→ **DIRECTIVE**:
Which lines in the records below contain the word "Brutal"? Copy each one out.

→ **RECORDS FOR PROCESSING**:

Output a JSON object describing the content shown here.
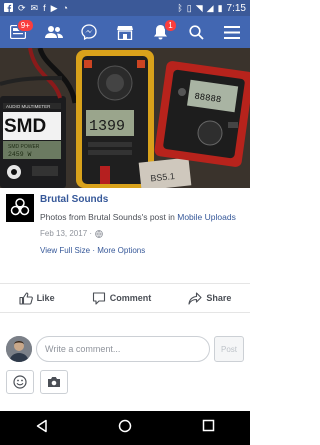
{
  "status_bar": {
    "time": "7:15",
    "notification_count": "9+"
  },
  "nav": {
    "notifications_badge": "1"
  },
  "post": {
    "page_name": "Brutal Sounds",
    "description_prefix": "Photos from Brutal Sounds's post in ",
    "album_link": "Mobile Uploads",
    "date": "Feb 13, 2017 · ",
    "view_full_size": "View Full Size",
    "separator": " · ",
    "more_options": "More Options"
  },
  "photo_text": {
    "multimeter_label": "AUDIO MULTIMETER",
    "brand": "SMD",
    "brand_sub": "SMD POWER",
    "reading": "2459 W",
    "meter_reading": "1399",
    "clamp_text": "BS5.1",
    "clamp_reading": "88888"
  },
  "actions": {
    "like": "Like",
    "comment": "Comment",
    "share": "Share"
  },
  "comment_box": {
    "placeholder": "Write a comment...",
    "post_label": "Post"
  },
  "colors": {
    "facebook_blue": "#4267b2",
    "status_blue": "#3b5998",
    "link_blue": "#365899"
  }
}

→ **COMPLETED EXERCISE**:
    "page_name": "Brutal Sounds",
    "description_prefix": "Photos from Brutal Sounds's post in ",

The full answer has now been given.